[Start Source material]
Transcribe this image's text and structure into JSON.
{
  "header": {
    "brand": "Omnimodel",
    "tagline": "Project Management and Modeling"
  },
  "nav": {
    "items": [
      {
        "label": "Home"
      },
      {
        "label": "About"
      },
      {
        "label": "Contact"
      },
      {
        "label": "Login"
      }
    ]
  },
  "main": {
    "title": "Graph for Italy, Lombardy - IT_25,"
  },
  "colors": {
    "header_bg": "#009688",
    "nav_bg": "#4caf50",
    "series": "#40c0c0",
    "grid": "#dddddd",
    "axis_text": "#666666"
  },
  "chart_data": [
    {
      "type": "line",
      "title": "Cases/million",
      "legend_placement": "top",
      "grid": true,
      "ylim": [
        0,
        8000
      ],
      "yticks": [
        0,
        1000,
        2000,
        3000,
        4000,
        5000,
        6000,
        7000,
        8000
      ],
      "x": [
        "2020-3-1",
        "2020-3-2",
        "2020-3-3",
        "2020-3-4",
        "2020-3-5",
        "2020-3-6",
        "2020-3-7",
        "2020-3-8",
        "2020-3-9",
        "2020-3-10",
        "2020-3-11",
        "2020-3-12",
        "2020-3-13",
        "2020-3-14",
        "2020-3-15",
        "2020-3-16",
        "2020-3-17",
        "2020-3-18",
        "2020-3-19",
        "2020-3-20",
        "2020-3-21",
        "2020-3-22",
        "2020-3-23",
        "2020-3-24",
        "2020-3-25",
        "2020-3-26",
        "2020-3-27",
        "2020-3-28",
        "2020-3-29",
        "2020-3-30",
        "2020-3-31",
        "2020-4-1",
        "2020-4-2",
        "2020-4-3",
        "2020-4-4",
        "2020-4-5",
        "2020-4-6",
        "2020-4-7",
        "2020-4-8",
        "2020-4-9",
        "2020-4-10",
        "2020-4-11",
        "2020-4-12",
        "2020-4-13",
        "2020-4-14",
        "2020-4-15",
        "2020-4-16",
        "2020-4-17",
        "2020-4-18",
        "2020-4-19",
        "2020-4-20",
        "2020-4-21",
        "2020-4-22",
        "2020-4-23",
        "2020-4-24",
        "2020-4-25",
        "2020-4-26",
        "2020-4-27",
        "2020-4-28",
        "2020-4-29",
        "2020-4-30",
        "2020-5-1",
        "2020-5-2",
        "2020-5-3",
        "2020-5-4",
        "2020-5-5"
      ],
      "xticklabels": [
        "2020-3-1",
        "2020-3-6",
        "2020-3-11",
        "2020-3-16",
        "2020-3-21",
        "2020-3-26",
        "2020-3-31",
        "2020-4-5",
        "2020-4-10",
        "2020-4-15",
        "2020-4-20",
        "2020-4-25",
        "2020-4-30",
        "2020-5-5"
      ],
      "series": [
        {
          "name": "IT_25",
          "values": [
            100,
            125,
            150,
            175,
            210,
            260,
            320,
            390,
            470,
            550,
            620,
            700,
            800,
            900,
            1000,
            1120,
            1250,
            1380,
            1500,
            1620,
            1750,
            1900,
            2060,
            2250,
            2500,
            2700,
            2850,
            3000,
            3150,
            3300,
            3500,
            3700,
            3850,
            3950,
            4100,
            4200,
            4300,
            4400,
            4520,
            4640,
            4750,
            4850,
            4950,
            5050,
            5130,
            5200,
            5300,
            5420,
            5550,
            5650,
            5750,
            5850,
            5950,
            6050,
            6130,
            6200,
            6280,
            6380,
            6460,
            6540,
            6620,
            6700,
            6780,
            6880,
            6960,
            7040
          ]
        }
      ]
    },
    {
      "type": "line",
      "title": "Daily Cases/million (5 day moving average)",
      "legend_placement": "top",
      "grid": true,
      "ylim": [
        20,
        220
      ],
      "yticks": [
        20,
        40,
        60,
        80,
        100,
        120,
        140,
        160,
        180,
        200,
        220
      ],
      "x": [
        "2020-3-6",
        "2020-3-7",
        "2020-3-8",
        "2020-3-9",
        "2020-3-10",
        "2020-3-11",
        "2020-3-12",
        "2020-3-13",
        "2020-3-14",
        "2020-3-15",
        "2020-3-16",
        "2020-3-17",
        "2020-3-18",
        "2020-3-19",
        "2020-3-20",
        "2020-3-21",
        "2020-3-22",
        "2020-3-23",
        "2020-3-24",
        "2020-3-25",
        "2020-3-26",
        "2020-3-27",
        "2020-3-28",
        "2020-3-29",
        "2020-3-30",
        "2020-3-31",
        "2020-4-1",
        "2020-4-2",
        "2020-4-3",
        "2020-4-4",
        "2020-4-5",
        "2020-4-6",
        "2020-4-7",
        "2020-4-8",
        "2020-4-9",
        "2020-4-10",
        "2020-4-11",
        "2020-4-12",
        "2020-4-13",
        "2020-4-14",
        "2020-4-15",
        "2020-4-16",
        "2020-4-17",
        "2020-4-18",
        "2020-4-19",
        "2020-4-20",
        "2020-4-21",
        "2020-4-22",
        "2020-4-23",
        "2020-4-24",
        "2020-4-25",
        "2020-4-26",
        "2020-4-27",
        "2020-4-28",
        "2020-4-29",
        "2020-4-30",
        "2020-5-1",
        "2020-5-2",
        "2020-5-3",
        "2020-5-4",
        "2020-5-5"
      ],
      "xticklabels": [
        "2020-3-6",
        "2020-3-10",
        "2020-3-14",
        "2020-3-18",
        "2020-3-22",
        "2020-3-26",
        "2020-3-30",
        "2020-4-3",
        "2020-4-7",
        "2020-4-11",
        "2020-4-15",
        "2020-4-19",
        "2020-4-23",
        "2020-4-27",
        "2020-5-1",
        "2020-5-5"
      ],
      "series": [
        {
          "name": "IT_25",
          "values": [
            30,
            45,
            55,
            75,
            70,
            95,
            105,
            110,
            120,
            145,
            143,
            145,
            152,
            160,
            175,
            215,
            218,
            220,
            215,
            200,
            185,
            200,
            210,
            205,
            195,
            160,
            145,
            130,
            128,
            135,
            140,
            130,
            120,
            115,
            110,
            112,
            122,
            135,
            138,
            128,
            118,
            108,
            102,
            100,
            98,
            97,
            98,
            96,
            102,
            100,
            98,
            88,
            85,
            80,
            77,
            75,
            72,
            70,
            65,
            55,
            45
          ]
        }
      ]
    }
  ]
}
[End Source material]
| Aim of the task |
Reproduce every record above exactly as it appears.

| Task response |
Transcribe this image's text and structure into JSON.
{
  "header": {
    "brand": "Omnimodel",
    "tagline": "Project Management and Modeling"
  },
  "nav": {
    "items": [
      {
        "label": "Home"
      },
      {
        "label": "About"
      },
      {
        "label": "Contact"
      },
      {
        "label": "Login"
      }
    ]
  },
  "main": {
    "title": "Graph for Italy, Lombardy - IT_25,"
  },
  "colors": {
    "header_bg": "#009688",
    "nav_bg": "#4caf50",
    "series": "#40c0c0",
    "grid": "#dddddd",
    "axis_text": "#666666"
  },
  "chart_data": [
    {
      "type": "line",
      "title": "Cases/million",
      "legend_placement": "top",
      "grid": true,
      "ylim": [
        0,
        8000
      ],
      "yticks": [
        0,
        1000,
        2000,
        3000,
        4000,
        5000,
        6000,
        7000,
        8000
      ],
      "x": [
        "2020-3-1",
        "2020-3-2",
        "2020-3-3",
        "2020-3-4",
        "2020-3-5",
        "2020-3-6",
        "2020-3-7",
        "2020-3-8",
        "2020-3-9",
        "2020-3-10",
        "2020-3-11",
        "2020-3-12",
        "2020-3-13",
        "2020-3-14",
        "2020-3-15",
        "2020-3-16",
        "2020-3-17",
        "2020-3-18",
        "2020-3-19",
        "2020-3-20",
        "2020-3-21",
        "2020-3-22",
        "2020-3-23",
        "2020-3-24",
        "2020-3-25",
        "2020-3-26",
        "2020-3-27",
        "2020-3-28",
        "2020-3-29",
        "2020-3-30",
        "2020-3-31",
        "2020-4-1",
        "2020-4-2",
        "2020-4-3",
        "2020-4-4",
        "2020-4-5",
        "2020-4-6",
        "2020-4-7",
        "2020-4-8",
        "2020-4-9",
        "2020-4-10",
        "2020-4-11",
        "2020-4-12",
        "2020-4-13",
        "2020-4-14",
        "2020-4-15",
        "2020-4-16",
        "2020-4-17",
        "2020-4-18",
        "2020-4-19",
        "2020-4-20",
        "2020-4-21",
        "2020-4-22",
        "2020-4-23",
        "2020-4-24",
        "2020-4-25",
        "2020-4-26",
        "2020-4-27",
        "2020-4-28",
        "2020-4-29",
        "2020-4-30",
        "2020-5-1",
        "2020-5-2",
        "2020-5-3",
        "2020-5-4",
        "2020-5-5"
      ],
      "xticklabels": [
        "2020-3-1",
        "2020-3-6",
        "2020-3-11",
        "2020-3-16",
        "2020-3-21",
        "2020-3-26",
        "2020-3-31",
        "2020-4-5",
        "2020-4-10",
        "2020-4-15",
        "2020-4-20",
        "2020-4-25",
        "2020-4-30",
        "2020-5-5"
      ],
      "series": [
        {
          "name": "IT_25",
          "values": [
            100,
            125,
            150,
            175,
            210,
            260,
            320,
            390,
            470,
            550,
            620,
            700,
            800,
            900,
            1000,
            1120,
            1250,
            1380,
            1500,
            1620,
            1750,
            1900,
            2060,
            2250,
            2500,
            2700,
            2850,
            3000,
            3150,
            3300,
            3500,
            3700,
            3850,
            3950,
            4100,
            4200,
            4300,
            4400,
            4520,
            4640,
            4750,
            4850,
            4950,
            5050,
            5130,
            5200,
            5300,
            5420,
            5550,
            5650,
            5750,
            5850,
            5950,
            6050,
            6130,
            6200,
            6280,
            6380,
            6460,
            6540,
            6620,
            6700,
            6780,
            6880,
            6960,
            7040
          ]
        }
      ]
    },
    {
      "type": "line",
      "title": "Daily Cases/million (5 day moving average)",
      "legend_placement": "top",
      "grid": true,
      "ylim": [
        20,
        220
      ],
      "yticks": [
        20,
        40,
        60,
        80,
        100,
        120,
        140,
        160,
        180,
        200,
        220
      ],
      "x": [
        "2020-3-6",
        "2020-3-7",
        "2020-3-8",
        "2020-3-9",
        "2020-3-10",
        "2020-3-11",
        "2020-3-12",
        "2020-3-13",
        "2020-3-14",
        "2020-3-15",
        "2020-3-16",
        "2020-3-17",
        "2020-3-18",
        "2020-3-19",
        "2020-3-20",
        "2020-3-21",
        "2020-3-22",
        "2020-3-23",
        "2020-3-24",
        "2020-3-25",
        "2020-3-26",
        "2020-3-27",
        "2020-3-28",
        "2020-3-29",
        "2020-3-30",
        "2020-3-31",
        "2020-4-1",
        "2020-4-2",
        "2020-4-3",
        "2020-4-4",
        "2020-4-5",
        "2020-4-6",
        "2020-4-7",
        "2020-4-8",
        "2020-4-9",
        "2020-4-10",
        "2020-4-11",
        "2020-4-12",
        "2020-4-13",
        "2020-4-14",
        "2020-4-15",
        "2020-4-16",
        "2020-4-17",
        "2020-4-18",
        "2020-4-19",
        "2020-4-20",
        "2020-4-21",
        "2020-4-22",
        "2020-4-23",
        "2020-4-24",
        "2020-4-25",
        "2020-4-26",
        "2020-4-27",
        "2020-4-28",
        "2020-4-29",
        "2020-4-30",
        "2020-5-1",
        "2020-5-2",
        "2020-5-3",
        "2020-5-4",
        "2020-5-5"
      ],
      "xticklabels": [
        "2020-3-6",
        "2020-3-10",
        "2020-3-14",
        "2020-3-18",
        "2020-3-22",
        "2020-3-26",
        "2020-3-30",
        "2020-4-3",
        "2020-4-7",
        "2020-4-11",
        "2020-4-15",
        "2020-4-19",
        "2020-4-23",
        "2020-4-27",
        "2020-5-1",
        "2020-5-5"
      ],
      "series": [
        {
          "name": "IT_25",
          "values": [
            30,
            45,
            55,
            75,
            70,
            95,
            105,
            110,
            120,
            145,
            143,
            145,
            152,
            160,
            175,
            215,
            218,
            220,
            215,
            200,
            185,
            200,
            210,
            205,
            195,
            160,
            145,
            130,
            128,
            135,
            140,
            130,
            120,
            115,
            110,
            112,
            122,
            135,
            138,
            128,
            118,
            108,
            102,
            100,
            98,
            97,
            98,
            96,
            102,
            100,
            98,
            88,
            85,
            80,
            77,
            75,
            72,
            70,
            65,
            55,
            45
          ]
        }
      ]
    }
  ]
}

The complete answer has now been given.